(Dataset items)

────────────────

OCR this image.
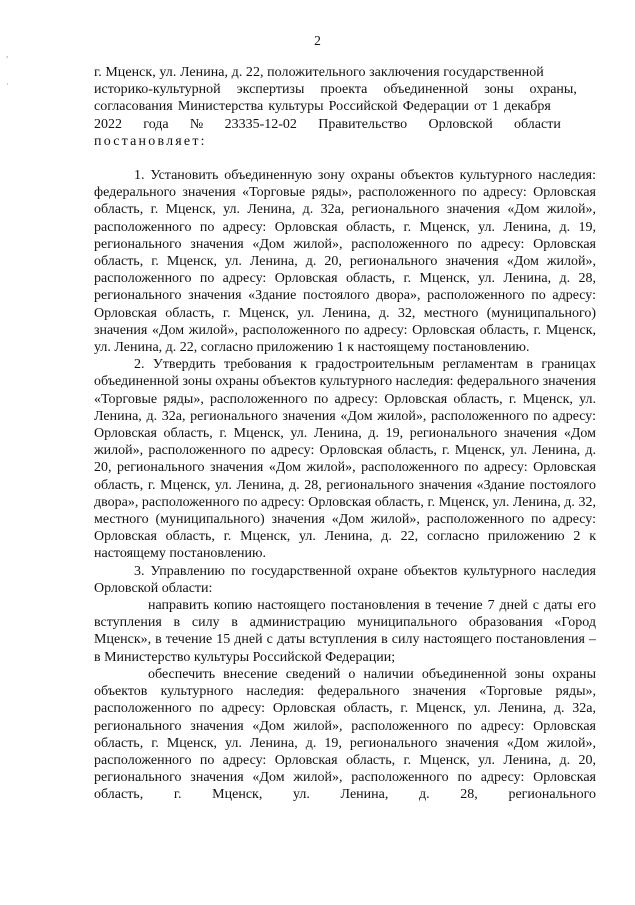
2
,
·
г. Мценск, ул. Ленина, д. 22, положительного заключения государственной
историко-культурной экспертизы проекта объединенной зоны охраны,
согласования Министерства культуры Российской Федерации от 1 декабря
2022   года   №   23335-12-02   Правительство   Орловской   области
постановляет:

1. Установить объединенную зону охраны объектов культурного наследия: федерального значения «Торговые ряды», расположенного по адресу: Орловская область, г. Мценск, ул. Ленина, д. 32а, регионального значения «Дом жилой», расположенного по адресу: Орловская область, г. Мценск, ул. Ленина, д. 19, регионального значения «Дом жилой», расположенного по адресу: Орловская область, г. Мценск, ул. Ленина, д. 20, регионального значения «Дом жилой», расположенного по адресу: Орловская область, г. Мценск, ул. Ленина, д. 28, регионального значения «Здание постоялого двора», расположенного по адресу: Орловская область, г. Мценск, ул. Ленина, д. 32, местного (муниципального) значения «Дом жилой», расположенного по адресу: Орловская область, г. Мценск, ул. Ленина, д. 22, согласно приложению 1 к настоящему постановлению.

2. Утвердить требования к градостроительным регламентам в границах объединенной зоны охраны объектов культурного наследия: федерального значения «Торговые ряды», расположенного по адресу: Орловская область, г. Мценск, ул. Ленина, д. 32а, регионального значения «Дом жилой», расположенного по адресу: Орловская область, г. Мценск, ул. Ленина, д. 19, регионального значения «Дом жилой», расположенного по адресу: Орловская область, г. Мценск, ул. Ленина, д. 20, регионального значения «Дом жилой», расположенного по адресу: Орловская область, г. Мценск, ул. Ленина, д. 28, регионального значения «Здание постоялого двора», расположенного по адресу: Орловская область, г. Мценск, ул. Ленина, д. 32, местного (муниципального) значения «Дом жилой», расположенного по адресу: Орловская область, г. Мценск, ул. Ленина, д. 22, согласно приложению 2 к настоящему постановлению.

3. Управлению по государственной охране объектов культурного наследия Орловской области:

направить копию настоящего постановления в течение 7 дней с даты его вступления в силу в администрацию муниципального образования «Город Мценск», в течение 15 дней с даты вступления в силу настоящего постановления – в Министерство культуры Российской Федерации;

обеспечить внесение сведений о наличии объединенной зоны охраны объектов культурного наследия: федерального значения «Торговые ряды», расположенного по адресу: Орловская область, г. Мценск, ул. Ленина, д. 32а, регионального значения «Дом жилой», расположенного по адресу: Орловская область, г. Мценск, ул. Ленина, д. 19, регионального значения «Дом жилой», расположенного по адресу: Орловская область, г. Мценск, ул. Ленина, д. 20, регионального значения «Дом жилой», расположенного по адресу: Орловская область, г. Мценск, ул. Ленина, д. 28, регионального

────────────────

• [WHAT YOU SHOULD DO]: Show every line from the entries above in which the word "Федерации" appears.

• [RESULT FOR THIS EXERCISE]:
согласования Министерства культуры Российской Федерации от 1 декабря
направить копию настоящего постановления в течение 7 дней с даты его вступления в силу в администрацию муниципального образования «Город Мценск», в течение 15 дней с даты вступления в силу настоящего постановления – в Министерство культуры Российской Федерации;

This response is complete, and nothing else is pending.